— Start Extracted records —
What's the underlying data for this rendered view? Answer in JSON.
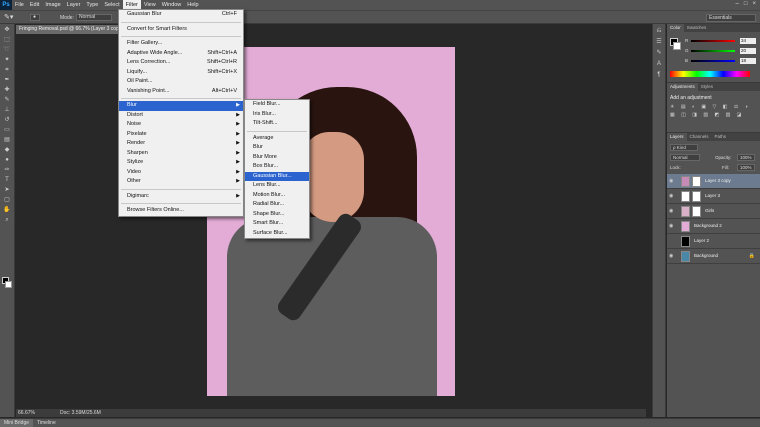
{
  "app": {
    "logo": "Ps"
  },
  "menubar": [
    "File",
    "Edit",
    "Image",
    "Layer",
    "Type",
    "Select",
    "Filter",
    "View",
    "Window",
    "Help"
  ],
  "window_controls": [
    "–",
    "□",
    "×"
  ],
  "options": {
    "mode_label": "Mode:",
    "mode_value": "Normal",
    "workspace": "Essentials"
  },
  "document": {
    "tab_title": "Fringing Removal.psd @ 66.7% (Layer 3 copy, RGB/8) *"
  },
  "status": {
    "zoom": "66.67%",
    "doc": "Doc: 3.59M/25.6M"
  },
  "bottom_tabs": [
    "Mini Bridge",
    "Timeline"
  ],
  "filter_menu": {
    "items": [
      {
        "label": "Gaussian Blur",
        "shortcut": "Ctrl+F"
      },
      {
        "sep": true
      },
      {
        "label": "Convert for Smart Filters"
      },
      {
        "sep": true
      },
      {
        "label": "Filter Gallery..."
      },
      {
        "label": "Adaptive Wide Angle...",
        "shortcut": "Shift+Ctrl+A"
      },
      {
        "label": "Lens Correction...",
        "shortcut": "Shift+Ctrl+R"
      },
      {
        "label": "Liquify...",
        "shortcut": "Shift+Ctrl+X"
      },
      {
        "label": "Oil Paint..."
      },
      {
        "label": "Vanishing Point...",
        "shortcut": "Alt+Ctrl+V"
      },
      {
        "sep": true
      },
      {
        "label": "Blur",
        "submenu": true,
        "highlighted": true
      },
      {
        "label": "Distort",
        "submenu": true
      },
      {
        "label": "Noise",
        "submenu": true
      },
      {
        "label": "Pixelate",
        "submenu": true
      },
      {
        "label": "Render",
        "submenu": true
      },
      {
        "label": "Sharpen",
        "submenu": true
      },
      {
        "label": "Stylize",
        "submenu": true
      },
      {
        "label": "Video",
        "submenu": true
      },
      {
        "label": "Other",
        "submenu": true
      },
      {
        "sep": true
      },
      {
        "label": "Digimarc",
        "submenu": true
      },
      {
        "sep": true
      },
      {
        "label": "Browse Filters Online..."
      }
    ]
  },
  "blur_submenu": {
    "items": [
      {
        "label": "Field Blur..."
      },
      {
        "label": "Iris Blur..."
      },
      {
        "label": "Tilt-Shift..."
      },
      {
        "sep": true
      },
      {
        "label": "Average"
      },
      {
        "label": "Blur"
      },
      {
        "label": "Blur More"
      },
      {
        "label": "Box Blur..."
      },
      {
        "label": "Gaussian Blur...",
        "highlighted": true
      },
      {
        "label": "Lens Blur..."
      },
      {
        "label": "Motion Blur..."
      },
      {
        "label": "Radial Blur..."
      },
      {
        "label": "Shape Blur..."
      },
      {
        "label": "Smart Blur..."
      },
      {
        "label": "Surface Blur..."
      }
    ]
  },
  "color_panel": {
    "tabs": [
      "Color",
      "Swatches"
    ],
    "sliders": [
      {
        "label": "R",
        "value": "34",
        "color": "#e04040"
      },
      {
        "label": "G",
        "value": "20",
        "color": "#40c040"
      },
      {
        "label": "B",
        "value": "18",
        "color": "#4060e0"
      }
    ]
  },
  "adjustments_panel": {
    "tabs": [
      "Adjustments",
      "Styles"
    ],
    "title": "Add an adjustment",
    "icons": "☀ ▤ ◐ ▣ ▽ ◧ ⚖ ◑ ▦ ◫ ◨ ▧ ◩ ▨ ◪"
  },
  "layers_panel": {
    "tabs": [
      "Layers",
      "Channels",
      "Paths"
    ],
    "kind": "ρ Kind",
    "blend": "Normal",
    "opacity_label": "Opacity:",
    "opacity": "100%",
    "lock_label": "Lock:",
    "fill_label": "Fill:",
    "fill": "100%",
    "layers": [
      {
        "name": "Layer 3 copy",
        "selected": true,
        "thumb": "#c58ab5",
        "mask": true,
        "visible": true
      },
      {
        "name": "Layer 3",
        "selected": false,
        "thumb": "#ffffff",
        "mask": true,
        "visible": true
      },
      {
        "name": "Girls",
        "selected": false,
        "thumb": "#d8b0c8",
        "mask": true,
        "visible": true
      },
      {
        "name": "Background 2",
        "selected": false,
        "thumb": "#e2acd6",
        "mask": false,
        "visible": true
      },
      {
        "name": "Layer 2",
        "selected": false,
        "thumb": "#000000",
        "mask": false,
        "visible": false
      },
      {
        "name": "Background",
        "selected": false,
        "thumb": "#4a88a8",
        "mask": false,
        "visible": true,
        "locked": true
      }
    ]
  }
}
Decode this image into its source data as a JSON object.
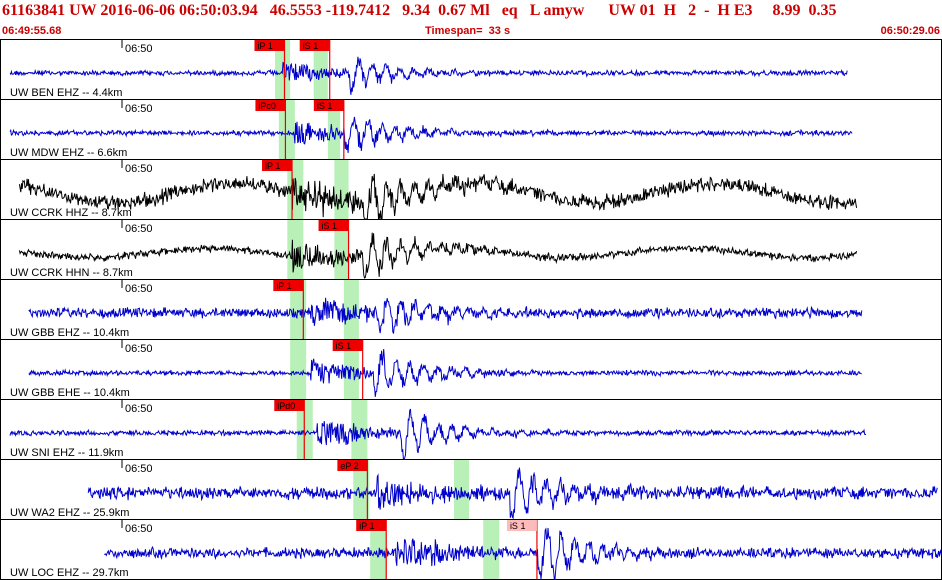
{
  "header": {
    "title": "61163841 UW 2016-06-06 06:50:03.94   46.5553 -119.7412   9.34  0.67 Ml   eq   L amyw      UW 01  H   2  -  H E3     8.99  0.35",
    "start_time": "06:49:55.68",
    "timespan": "Timespan=  33 s",
    "end_time": "06:50:29.06"
  },
  "colors": {
    "header_text": "#cc0000",
    "trace_blue": "#0000cc",
    "trace_black": "#000000",
    "pick_red": "#ee0000",
    "pick_pink": "#ffbbbb",
    "window_green": "#b8f0b8",
    "panel_border": "#000000"
  },
  "panels": [
    {
      "label": "UW BEN EHZ -- 4.4km",
      "tick": "06:50",
      "color": "blue",
      "amp": 7,
      "noise": 2,
      "start": 0.0,
      "end": 0.9,
      "pOnset": 0.3,
      "sOnset": 0.37,
      "green": [
        [
          0.292,
          0.308
        ],
        [
          0.333,
          0.348
        ]
      ],
      "picks": [
        {
          "label": "iP 1",
          "pos": 0.302,
          "type": "red"
        },
        {
          "label": "iS 1",
          "pos": 0.35,
          "type": "red"
        }
      ]
    },
    {
      "label": "UW MDW EHZ -- 6.6km",
      "tick": "06:50",
      "color": "blue",
      "amp": 8,
      "noise": 2,
      "start": 0.0,
      "end": 0.905,
      "pOnset": 0.312,
      "sOnset": 0.365,
      "green": [
        [
          0.296,
          0.313
        ],
        [
          0.348,
          0.361
        ]
      ],
      "picks": [
        {
          "label": "iPc0",
          "pos": 0.303,
          "type": "red"
        },
        {
          "label": "iS 1",
          "pos": 0.365,
          "type": "red"
        }
      ]
    },
    {
      "label": "UW CCRK HHZ -- 8.7km",
      "tick": "06:50",
      "color": "black",
      "amp": 12,
      "noise": 6,
      "start": 0.01,
      "end": 0.91,
      "pOnset": 0.31,
      "sOnset": 0.385,
      "green": [
        [
          0.305,
          0.322
        ],
        [
          0.355,
          0.37
        ]
      ],
      "picks": [
        {
          "label": "iP 1",
          "pos": 0.31,
          "type": "red"
        }
      ]
    },
    {
      "label": "UW CCRK HHN -- 8.7km",
      "tick": "06:50",
      "color": "black",
      "amp": 10,
      "noise": 3,
      "start": 0.01,
      "end": 0.91,
      "pOnset": 0.31,
      "sOnset": 0.385,
      "green": [
        [
          0.305,
          0.322
        ],
        [
          0.355,
          0.37
        ]
      ],
      "picks": [
        {
          "label": "iS 1",
          "pos": 0.37,
          "type": "red"
        }
      ]
    },
    {
      "label": "UW GBB EHZ -- 10.4km",
      "tick": "06:50",
      "color": "blue",
      "amp": 9,
      "noise": 4,
      "start": 0.02,
      "end": 0.915,
      "pOnset": 0.33,
      "sOnset": 0.4,
      "green": [
        [
          0.308,
          0.325
        ],
        [
          0.365,
          0.381
        ]
      ],
      "picks": [
        {
          "label": "iP 1",
          "pos": 0.322,
          "type": "red"
        }
      ]
    },
    {
      "label": "UW GBB EHE -- 10.4km",
      "tick": "06:50",
      "color": "blue",
      "amp": 9,
      "noise": 2,
      "start": 0.02,
      "end": 0.915,
      "pOnset": 0.33,
      "sOnset": 0.395,
      "green": [
        [
          0.308,
          0.325
        ],
        [
          0.365,
          0.381
        ]
      ],
      "picks": [
        {
          "label": "iS 1",
          "pos": 0.385,
          "type": "red"
        }
      ]
    },
    {
      "label": "UW SNI EHZ -- 11.9km",
      "tick": "06:50",
      "color": "blue",
      "amp": 10,
      "noise": 2,
      "start": 0.0,
      "end": 0.92,
      "pOnset": 0.335,
      "sOnset": 0.425,
      "green": [
        [
          0.315,
          0.332
        ],
        [
          0.373,
          0.39
        ]
      ],
      "picks": [
        {
          "label": "iPd0",
          "pos": 0.323,
          "type": "red"
        }
      ]
    },
    {
      "label": "UW WA2 EHZ -- 25.9km",
      "tick": "06:50",
      "color": "blue",
      "amp": 11,
      "noise": 5,
      "start": 0.083,
      "end": 0.995,
      "pOnset": 0.4,
      "sOnset": 0.54,
      "green": [
        [
          0.375,
          0.392
        ],
        [
          0.482,
          0.498
        ]
      ],
      "picks": [
        {
          "label": "eP 2",
          "pos": 0.39,
          "type": "red"
        }
      ]
    },
    {
      "label": "UW LOC EHZ -- 29.7km",
      "tick": "06:50",
      "color": "blue",
      "amp": 12,
      "noise": 4,
      "start": 0.1,
      "end": 1.0,
      "pOnset": 0.42,
      "sOnset": 0.57,
      "green": [
        [
          0.393,
          0.41
        ],
        [
          0.513,
          0.53
        ]
      ],
      "picks": [
        {
          "label": "iP 1",
          "pos": 0.41,
          "type": "red"
        },
        {
          "label": "iS 1",
          "pos": 0.57,
          "type": "pink"
        }
      ]
    }
  ]
}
— End Extracted records —
■ **Exercise requirements**
From the listing above, collect each line in which the string "Smart" appears.

■ **Task response**
        "label": "Convert for Smart Filters"
        "label": "Smart Blur..."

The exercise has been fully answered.